**Exercise prompt:** Write out the records again, exactly, leaving none out.

Records excerpted from a collection:
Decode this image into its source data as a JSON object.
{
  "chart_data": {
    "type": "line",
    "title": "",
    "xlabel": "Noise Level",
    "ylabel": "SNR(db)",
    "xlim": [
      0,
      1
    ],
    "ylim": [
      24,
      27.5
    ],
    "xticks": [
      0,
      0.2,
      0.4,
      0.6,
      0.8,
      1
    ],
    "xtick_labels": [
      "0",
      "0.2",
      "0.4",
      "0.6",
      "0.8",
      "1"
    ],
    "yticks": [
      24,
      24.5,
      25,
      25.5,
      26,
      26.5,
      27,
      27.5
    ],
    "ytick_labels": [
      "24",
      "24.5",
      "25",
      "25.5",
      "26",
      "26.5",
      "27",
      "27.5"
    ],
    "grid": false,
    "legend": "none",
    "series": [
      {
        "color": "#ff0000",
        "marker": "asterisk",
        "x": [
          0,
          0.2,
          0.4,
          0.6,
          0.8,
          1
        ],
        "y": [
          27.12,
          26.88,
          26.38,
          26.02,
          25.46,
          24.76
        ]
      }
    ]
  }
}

**Task solution:**
Decode this image into its source data as a JSON object.
{
  "chart_data": {
    "type": "line",
    "title": "",
    "xlabel": "Noise Level",
    "ylabel": "SNR(db)",
    "xlim": [
      0,
      1
    ],
    "ylim": [
      24,
      27.5
    ],
    "xticks": [
      0,
      0.2,
      0.4,
      0.6,
      0.8,
      1
    ],
    "xtick_labels": [
      "0",
      "0.2",
      "0.4",
      "0.6",
      "0.8",
      "1"
    ],
    "yticks": [
      24,
      24.5,
      25,
      25.5,
      26,
      26.5,
      27,
      27.5
    ],
    "ytick_labels": [
      "24",
      "24.5",
      "25",
      "25.5",
      "26",
      "26.5",
      "27",
      "27.5"
    ],
    "grid": false,
    "legend": "none",
    "series": [
      {
        "color": "#ff0000",
        "marker": "asterisk",
        "x": [
          0,
          0.2,
          0.4,
          0.6,
          0.8,
          1
        ],
        "y": [
          27.12,
          26.88,
          26.38,
          26.02,
          25.46,
          24.76
        ]
      }
    ]
  }
}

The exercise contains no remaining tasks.